── Texto de leitura

Uma ternura de um texto, CybeRyder...
Um abraço,
Nilredloh

Nirvana disse...

É engraçado como o tempopassa, o mundo gira, e de empurrados passamos a "empurradores". É engraçado como então percebemos tantas coisas que não percebíamos. Acho que quando somos empurrados somos um pouco egoístas. Pensamos apenas no imenso infinito que se abre à nossa frente, temos confiança. Grande parte dessa confiança vem precisamente de quem nos empurra. creditam em nós como ninguém. Parte-se-lhes o coração ver-nos partir, ao mesmo tempo que se enche de orgulho, receios e temor pelas vezes que sabem que iremos cair, mais ou menos a pique. Amam-nos mais a nós do que a si próprios. Por isso nos empurram. Até que chega o dia de nós empurrarmos. E aí vemos espelhados nos nossos olhos o mesmo brilho e as mesmas sombras que um dia vimos espelhados nos olhos de quem nos ama mais do que a qualquer coisa neste mundo.

Beijinhos, Cybe!

calamity jane disse...

E onde andas tu q te não vejo???

MorTo Vivo disse...

Cyber,

Onde andas homem??

Abraço das CaTacumbas.

the dear Zé disse...

Atão, isto não anda??!!!
Estás à espera do quê??!!

Milu disse...

────
── Dados a analisar

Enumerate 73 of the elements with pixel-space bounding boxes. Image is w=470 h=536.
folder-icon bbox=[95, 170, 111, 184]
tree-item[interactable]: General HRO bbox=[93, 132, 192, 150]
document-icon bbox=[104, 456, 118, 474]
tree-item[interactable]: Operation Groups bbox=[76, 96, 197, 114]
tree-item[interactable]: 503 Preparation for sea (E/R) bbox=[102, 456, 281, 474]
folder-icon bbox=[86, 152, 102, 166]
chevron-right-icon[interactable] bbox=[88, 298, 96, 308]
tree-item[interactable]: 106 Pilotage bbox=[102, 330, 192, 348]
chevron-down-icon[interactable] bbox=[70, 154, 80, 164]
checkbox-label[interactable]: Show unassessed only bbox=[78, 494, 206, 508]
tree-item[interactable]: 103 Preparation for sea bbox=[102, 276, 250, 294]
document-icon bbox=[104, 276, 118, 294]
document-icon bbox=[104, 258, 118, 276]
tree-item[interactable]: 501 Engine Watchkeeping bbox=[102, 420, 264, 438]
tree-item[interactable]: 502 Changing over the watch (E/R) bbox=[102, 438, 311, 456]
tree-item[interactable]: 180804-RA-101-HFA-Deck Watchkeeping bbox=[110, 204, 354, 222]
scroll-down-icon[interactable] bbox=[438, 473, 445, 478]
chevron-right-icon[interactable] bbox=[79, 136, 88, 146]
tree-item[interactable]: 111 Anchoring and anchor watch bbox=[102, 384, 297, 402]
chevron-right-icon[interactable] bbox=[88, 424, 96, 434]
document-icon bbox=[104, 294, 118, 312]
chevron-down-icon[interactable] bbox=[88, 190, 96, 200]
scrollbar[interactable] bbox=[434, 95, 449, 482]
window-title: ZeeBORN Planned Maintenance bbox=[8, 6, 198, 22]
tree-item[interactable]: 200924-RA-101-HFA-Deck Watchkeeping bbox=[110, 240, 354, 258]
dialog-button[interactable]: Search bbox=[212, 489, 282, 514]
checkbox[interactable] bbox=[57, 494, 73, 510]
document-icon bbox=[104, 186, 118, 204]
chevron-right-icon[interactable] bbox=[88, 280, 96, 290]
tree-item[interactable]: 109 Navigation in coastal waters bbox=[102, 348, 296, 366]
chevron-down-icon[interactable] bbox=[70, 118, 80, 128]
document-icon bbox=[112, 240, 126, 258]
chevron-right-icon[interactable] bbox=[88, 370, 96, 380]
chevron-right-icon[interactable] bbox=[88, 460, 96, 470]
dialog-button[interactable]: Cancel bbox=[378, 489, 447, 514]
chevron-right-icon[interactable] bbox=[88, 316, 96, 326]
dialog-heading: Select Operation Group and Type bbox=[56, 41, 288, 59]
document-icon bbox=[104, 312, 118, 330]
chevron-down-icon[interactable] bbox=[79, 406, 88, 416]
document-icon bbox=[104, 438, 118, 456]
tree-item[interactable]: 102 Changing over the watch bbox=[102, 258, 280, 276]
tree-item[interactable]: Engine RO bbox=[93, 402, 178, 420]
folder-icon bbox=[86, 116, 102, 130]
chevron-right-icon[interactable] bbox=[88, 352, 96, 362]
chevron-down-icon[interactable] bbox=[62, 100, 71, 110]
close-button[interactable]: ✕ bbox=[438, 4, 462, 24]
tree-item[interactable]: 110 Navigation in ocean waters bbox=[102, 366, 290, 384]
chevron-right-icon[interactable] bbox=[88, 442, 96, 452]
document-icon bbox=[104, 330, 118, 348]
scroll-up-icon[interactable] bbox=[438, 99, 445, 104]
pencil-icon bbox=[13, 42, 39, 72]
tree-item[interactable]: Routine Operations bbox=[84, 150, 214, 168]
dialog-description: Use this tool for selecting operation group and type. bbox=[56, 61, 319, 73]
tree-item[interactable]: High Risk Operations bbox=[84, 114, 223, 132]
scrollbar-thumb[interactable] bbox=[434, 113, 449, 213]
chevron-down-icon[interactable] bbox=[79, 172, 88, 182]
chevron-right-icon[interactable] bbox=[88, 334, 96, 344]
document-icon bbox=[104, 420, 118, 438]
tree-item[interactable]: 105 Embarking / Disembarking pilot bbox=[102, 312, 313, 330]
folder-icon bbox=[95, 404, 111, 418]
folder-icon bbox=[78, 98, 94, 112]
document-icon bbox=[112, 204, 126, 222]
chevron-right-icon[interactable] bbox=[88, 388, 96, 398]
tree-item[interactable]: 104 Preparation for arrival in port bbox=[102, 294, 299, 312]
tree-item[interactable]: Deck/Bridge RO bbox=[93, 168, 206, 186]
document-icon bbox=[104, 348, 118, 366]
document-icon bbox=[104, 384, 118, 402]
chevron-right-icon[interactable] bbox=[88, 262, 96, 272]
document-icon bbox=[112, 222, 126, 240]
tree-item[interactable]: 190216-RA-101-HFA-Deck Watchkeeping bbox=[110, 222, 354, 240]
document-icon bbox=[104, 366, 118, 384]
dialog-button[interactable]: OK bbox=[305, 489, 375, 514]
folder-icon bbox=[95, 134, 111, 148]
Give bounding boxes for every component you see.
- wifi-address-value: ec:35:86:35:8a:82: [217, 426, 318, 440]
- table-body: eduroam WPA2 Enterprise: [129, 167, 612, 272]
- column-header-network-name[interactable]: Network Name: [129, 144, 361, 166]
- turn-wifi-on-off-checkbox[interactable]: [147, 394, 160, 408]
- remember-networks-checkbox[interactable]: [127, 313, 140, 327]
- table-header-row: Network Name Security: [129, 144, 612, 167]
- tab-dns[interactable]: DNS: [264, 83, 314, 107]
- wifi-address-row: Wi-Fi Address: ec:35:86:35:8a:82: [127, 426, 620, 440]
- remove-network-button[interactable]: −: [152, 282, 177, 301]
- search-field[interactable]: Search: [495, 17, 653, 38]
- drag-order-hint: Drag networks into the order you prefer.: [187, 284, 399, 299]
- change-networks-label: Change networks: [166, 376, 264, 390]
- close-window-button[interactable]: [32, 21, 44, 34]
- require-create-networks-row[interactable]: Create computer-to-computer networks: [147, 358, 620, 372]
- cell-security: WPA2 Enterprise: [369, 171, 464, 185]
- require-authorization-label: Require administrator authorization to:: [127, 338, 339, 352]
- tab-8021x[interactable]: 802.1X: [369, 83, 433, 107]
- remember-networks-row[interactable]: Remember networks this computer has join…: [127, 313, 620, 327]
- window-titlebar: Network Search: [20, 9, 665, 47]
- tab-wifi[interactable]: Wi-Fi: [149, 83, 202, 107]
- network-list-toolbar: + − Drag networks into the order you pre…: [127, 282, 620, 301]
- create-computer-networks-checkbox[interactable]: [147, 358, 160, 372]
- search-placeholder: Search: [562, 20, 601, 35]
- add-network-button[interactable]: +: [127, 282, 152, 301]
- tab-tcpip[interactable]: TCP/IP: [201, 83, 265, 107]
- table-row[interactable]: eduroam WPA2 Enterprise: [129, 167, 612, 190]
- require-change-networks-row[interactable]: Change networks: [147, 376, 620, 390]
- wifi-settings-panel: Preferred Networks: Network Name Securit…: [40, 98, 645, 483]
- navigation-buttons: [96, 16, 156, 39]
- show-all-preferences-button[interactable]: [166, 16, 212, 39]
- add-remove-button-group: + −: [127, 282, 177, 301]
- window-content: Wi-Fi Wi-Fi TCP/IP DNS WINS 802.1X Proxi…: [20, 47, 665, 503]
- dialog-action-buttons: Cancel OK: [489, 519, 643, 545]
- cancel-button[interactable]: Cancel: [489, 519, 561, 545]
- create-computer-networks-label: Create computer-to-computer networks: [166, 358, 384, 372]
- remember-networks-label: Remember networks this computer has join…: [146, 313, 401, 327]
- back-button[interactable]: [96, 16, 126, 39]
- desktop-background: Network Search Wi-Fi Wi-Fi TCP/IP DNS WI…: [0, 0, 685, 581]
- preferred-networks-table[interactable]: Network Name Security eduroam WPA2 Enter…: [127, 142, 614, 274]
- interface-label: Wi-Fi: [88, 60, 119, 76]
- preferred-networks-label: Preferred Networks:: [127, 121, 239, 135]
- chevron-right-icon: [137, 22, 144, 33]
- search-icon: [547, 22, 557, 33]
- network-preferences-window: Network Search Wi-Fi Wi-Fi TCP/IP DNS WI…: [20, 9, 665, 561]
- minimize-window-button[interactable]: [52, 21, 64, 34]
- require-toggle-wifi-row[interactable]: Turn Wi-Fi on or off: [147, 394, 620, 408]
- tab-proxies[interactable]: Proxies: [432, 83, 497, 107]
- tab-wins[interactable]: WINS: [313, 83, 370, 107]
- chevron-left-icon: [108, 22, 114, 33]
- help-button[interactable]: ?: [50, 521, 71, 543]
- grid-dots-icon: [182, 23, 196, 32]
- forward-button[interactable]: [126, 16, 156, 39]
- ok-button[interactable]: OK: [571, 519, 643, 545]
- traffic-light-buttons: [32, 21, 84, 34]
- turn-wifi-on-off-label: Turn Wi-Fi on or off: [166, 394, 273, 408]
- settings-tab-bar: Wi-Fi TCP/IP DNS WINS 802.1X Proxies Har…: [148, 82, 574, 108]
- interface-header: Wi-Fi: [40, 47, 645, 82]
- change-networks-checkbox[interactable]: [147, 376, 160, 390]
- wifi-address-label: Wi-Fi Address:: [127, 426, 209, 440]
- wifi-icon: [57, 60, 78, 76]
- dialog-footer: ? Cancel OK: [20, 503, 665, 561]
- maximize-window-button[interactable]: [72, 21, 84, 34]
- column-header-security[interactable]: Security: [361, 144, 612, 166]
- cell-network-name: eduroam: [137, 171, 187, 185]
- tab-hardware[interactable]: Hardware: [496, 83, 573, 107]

────

_Tarefa_
Devolve, sem qualquer alteração, o trecho dos comentários que vai de "Nirvana disse..." até "Beijinhos, Cybe!". Os registos vêm de outra fonte.

_Resposta_
Nirvana disse...

É engraçado como o tempopassa, o mundo gira, e de empurrados passamos a "empurradores". É engraçado como então percebemos tantas coisas que não percebíamos. Acho que quando somos empurrados somos um pouco egoístas. Pensamos apenas no imenso infinito que se abre à nossa frente, temos confiança. Grande parte dessa confiança vem precisamente de quem nos empurra. creditam em nós como ninguém. Parte-se-lhes o coração ver-nos partir, ao mesmo tempo que se enche de orgulho, receios e temor pelas vezes que sabem que iremos cair, mais ou menos a pique. Amam-nos mais a nós do que a si próprios. Por isso nos empurram. Até que chega o dia de nós empurrarmos. E aí vemos espelhados nos nossos olhos o mesmo brilho e as mesmas sombras que um dia vimos espelhados nos olhos de quem nos ama mais do que a qualquer coisa neste mundo.

Beijinhos, Cybe!